# Task instructions
Every record must be transcribed in its entirety, apart from the images, which are to be omitted.

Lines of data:
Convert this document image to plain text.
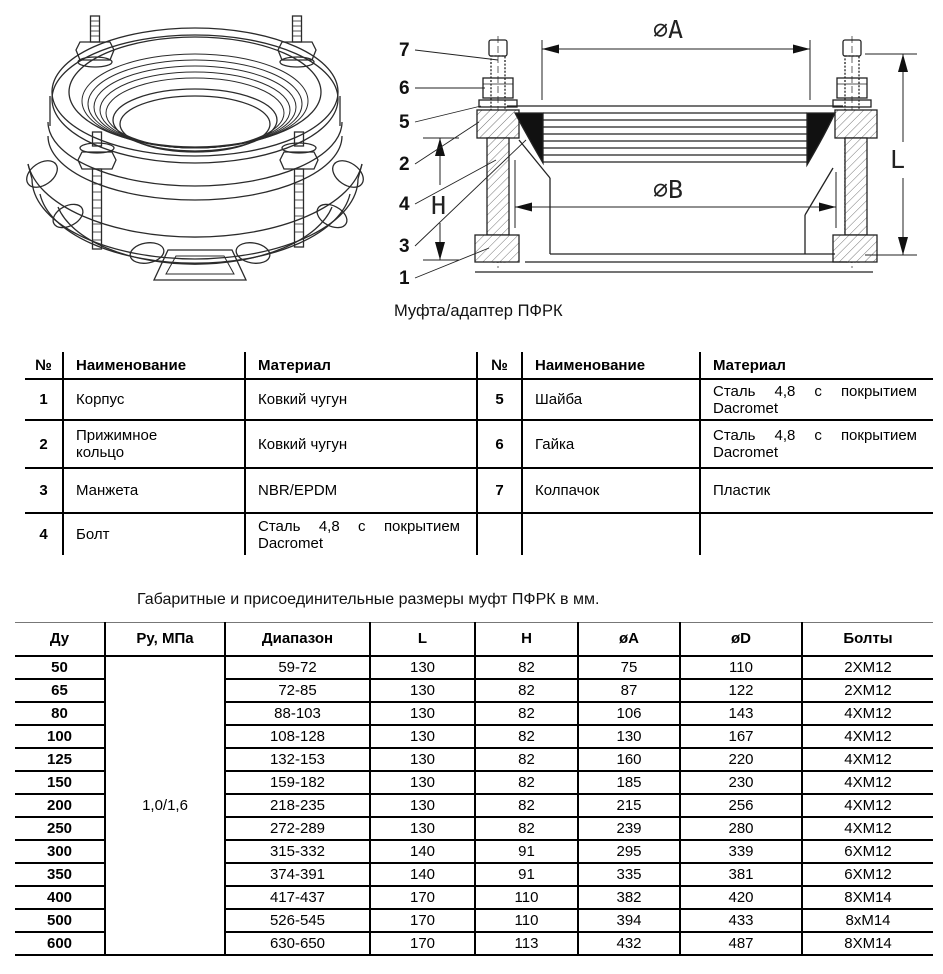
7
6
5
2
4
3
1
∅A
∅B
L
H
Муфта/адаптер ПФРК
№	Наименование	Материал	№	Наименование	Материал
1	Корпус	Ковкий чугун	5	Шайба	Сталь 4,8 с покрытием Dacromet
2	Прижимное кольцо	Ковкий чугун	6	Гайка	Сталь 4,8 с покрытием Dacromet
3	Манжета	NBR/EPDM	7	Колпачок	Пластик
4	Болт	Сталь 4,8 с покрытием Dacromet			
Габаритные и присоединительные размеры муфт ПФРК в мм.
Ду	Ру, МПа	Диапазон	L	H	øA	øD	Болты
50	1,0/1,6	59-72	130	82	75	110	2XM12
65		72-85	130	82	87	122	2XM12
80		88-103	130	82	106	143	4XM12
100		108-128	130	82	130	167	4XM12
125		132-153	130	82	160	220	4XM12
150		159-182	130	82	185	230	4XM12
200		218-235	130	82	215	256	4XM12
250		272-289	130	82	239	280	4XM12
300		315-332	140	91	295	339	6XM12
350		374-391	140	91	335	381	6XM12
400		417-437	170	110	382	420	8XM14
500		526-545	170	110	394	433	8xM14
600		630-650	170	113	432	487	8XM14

# Output for this task
Convert this document image to plain text.
7
6
5
2
4
3
1
∅A
∅B
L
H
Муфта/адаптер ПФРК
№	Наименование	Материал	№	Наименование	Материал
1	Корпус	Ковкий чугун	5	Шайба	Сталь 4,8 с покрытием Dacromet
2	Прижимное кольцо	Ковкий чугун	6	Гайка	Сталь 4,8 с покрытием Dacromet
3	Манжета	NBR/EPDM	7	Колпачок	Пластик
4	Болт	Сталь 4,8 с покрытием Dacromet			
Габаритные и присоединительные размеры муфт ПФРК в мм.
Ду	Ру, МПа	Диапазон	L	H	øA	øD	Болты
50	1,0/1,6	59-72	130	82	75	110	2XM12
65		72-85	130	82	87	122	2XM12
80		88-103	130	82	106	143	4XM12
100		108-128	130	82	130	167	4XM12
125		132-153	130	82	160	220	4XM12
150		159-182	130	82	185	230	4XM12
200		218-235	130	82	215	256	4XM12
250		272-289	130	82	239	280	4XM12
300		315-332	140	91	295	339	6XM12
350		374-391	140	91	335	381	6XM12
400		417-437	170	110	382	420	8XM14
500		526-545	170	110	394	433	8xM14
600		630-650	170	113	432	487	8XM14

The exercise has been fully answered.